[Collected data entries]
------------------------------------------------------------------------
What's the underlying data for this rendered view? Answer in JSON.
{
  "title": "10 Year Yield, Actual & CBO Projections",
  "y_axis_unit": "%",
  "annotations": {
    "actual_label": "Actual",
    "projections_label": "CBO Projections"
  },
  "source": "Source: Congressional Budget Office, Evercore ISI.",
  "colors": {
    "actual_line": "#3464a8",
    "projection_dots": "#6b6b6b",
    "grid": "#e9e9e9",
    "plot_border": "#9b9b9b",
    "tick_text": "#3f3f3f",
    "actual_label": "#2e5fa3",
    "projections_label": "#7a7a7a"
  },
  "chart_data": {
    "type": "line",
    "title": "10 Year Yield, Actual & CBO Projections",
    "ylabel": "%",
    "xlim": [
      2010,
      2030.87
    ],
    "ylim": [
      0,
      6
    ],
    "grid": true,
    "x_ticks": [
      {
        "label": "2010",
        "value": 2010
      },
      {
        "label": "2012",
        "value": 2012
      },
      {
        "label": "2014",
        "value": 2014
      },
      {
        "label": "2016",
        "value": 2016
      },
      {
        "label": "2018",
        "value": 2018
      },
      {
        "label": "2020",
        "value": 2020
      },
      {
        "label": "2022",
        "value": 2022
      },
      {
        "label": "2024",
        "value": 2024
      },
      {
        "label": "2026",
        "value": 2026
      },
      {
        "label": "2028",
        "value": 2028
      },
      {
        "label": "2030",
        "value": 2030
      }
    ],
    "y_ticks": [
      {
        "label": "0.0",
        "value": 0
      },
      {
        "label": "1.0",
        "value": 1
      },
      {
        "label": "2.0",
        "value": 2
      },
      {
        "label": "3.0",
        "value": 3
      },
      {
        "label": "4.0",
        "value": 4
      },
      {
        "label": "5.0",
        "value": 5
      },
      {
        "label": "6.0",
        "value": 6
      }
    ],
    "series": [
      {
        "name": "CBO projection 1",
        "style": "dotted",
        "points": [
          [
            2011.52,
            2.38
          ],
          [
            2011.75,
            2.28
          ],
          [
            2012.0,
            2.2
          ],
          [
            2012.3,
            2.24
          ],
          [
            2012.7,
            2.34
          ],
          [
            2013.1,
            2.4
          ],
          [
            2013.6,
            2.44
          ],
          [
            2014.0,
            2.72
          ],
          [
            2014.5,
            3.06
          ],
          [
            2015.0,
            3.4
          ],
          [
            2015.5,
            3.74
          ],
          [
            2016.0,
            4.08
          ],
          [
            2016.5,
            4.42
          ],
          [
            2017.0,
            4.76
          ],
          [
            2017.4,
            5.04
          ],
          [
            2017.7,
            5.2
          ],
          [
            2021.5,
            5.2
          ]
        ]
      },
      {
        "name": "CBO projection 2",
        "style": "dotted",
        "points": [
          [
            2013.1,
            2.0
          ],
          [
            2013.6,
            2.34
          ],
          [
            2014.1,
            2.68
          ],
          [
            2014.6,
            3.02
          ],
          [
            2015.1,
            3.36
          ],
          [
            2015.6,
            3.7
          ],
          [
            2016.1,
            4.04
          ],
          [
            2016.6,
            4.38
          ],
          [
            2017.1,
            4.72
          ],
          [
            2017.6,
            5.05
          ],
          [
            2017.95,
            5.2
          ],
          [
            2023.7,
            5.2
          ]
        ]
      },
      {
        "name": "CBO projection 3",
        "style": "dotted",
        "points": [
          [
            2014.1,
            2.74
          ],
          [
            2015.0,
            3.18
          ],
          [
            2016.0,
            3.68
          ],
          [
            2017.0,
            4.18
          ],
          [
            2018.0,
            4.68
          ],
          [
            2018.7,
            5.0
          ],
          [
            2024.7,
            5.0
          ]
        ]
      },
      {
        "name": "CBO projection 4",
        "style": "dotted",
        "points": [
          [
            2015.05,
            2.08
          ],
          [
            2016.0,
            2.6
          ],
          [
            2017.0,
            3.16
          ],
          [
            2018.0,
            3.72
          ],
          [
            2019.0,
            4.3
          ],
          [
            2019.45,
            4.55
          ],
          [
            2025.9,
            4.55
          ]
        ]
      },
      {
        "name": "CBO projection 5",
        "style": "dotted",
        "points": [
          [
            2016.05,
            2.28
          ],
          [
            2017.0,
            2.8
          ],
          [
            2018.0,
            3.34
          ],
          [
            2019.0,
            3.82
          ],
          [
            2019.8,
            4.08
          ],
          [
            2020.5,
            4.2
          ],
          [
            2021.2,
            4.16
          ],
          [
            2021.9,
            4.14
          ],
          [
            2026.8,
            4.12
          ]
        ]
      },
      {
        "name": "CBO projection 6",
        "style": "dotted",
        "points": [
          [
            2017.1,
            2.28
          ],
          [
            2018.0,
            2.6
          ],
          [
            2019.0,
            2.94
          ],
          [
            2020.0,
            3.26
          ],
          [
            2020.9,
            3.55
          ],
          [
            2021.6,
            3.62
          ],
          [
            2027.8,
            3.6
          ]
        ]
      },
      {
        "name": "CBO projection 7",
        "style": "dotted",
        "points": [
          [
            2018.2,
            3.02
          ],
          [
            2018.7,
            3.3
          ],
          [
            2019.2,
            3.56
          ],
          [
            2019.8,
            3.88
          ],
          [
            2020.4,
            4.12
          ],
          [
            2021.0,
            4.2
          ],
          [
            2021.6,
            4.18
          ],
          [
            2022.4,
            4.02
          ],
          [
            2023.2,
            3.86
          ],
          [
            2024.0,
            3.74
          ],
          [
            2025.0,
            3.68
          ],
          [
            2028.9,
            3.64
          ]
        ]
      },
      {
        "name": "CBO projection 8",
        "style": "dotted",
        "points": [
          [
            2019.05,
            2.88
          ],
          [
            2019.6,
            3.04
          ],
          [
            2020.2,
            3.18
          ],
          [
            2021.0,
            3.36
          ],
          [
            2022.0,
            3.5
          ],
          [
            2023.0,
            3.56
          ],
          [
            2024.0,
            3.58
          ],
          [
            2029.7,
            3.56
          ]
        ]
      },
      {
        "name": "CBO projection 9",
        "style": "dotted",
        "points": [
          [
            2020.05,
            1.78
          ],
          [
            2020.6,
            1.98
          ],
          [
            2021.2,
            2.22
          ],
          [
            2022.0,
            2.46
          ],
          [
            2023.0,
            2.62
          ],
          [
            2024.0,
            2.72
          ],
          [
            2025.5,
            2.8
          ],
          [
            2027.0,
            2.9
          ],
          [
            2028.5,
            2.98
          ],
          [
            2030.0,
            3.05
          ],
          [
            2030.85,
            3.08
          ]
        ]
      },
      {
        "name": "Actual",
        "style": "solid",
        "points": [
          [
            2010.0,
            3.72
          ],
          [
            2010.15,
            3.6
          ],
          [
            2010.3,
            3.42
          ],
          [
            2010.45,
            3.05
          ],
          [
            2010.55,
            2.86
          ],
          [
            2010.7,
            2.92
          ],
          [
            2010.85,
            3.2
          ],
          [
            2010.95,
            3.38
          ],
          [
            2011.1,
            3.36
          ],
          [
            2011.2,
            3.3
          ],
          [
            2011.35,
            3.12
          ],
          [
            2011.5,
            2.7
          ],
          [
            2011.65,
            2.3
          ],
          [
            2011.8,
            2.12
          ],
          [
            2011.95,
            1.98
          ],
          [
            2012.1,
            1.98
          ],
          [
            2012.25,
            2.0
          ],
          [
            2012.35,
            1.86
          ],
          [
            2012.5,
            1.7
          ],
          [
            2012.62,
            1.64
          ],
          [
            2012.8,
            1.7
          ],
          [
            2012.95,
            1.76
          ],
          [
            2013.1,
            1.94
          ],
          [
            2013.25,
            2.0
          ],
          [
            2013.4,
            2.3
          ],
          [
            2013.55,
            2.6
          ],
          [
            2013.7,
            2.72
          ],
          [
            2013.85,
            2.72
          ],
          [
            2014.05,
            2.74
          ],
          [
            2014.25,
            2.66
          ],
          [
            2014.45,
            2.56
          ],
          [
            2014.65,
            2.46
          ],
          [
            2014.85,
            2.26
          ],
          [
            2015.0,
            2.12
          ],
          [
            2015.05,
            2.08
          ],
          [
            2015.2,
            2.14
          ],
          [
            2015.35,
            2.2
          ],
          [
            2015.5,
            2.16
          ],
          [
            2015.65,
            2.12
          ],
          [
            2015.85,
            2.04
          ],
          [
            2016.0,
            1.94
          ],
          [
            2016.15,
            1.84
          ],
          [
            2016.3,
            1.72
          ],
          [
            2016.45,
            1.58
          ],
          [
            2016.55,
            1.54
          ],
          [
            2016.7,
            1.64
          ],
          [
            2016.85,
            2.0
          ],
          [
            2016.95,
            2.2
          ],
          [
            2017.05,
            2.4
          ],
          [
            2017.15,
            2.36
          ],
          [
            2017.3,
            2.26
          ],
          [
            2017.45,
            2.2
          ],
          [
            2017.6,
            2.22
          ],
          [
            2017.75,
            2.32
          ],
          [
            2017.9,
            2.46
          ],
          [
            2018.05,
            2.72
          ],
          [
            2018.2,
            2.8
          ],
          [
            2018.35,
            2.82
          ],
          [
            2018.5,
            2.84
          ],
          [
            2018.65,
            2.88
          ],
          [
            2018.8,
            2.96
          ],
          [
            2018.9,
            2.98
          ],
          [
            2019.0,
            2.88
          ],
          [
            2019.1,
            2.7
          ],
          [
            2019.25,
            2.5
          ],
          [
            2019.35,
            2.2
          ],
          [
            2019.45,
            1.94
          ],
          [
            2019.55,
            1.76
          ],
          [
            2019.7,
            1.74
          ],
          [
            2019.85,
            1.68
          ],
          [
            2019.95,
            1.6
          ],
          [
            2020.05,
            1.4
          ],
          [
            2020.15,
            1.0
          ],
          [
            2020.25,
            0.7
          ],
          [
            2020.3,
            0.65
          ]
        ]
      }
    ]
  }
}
------------------------------------------------------------------------
== Problem statement ==
The answer is a single number: how many lines include the word "Year"?

== Solution ==
2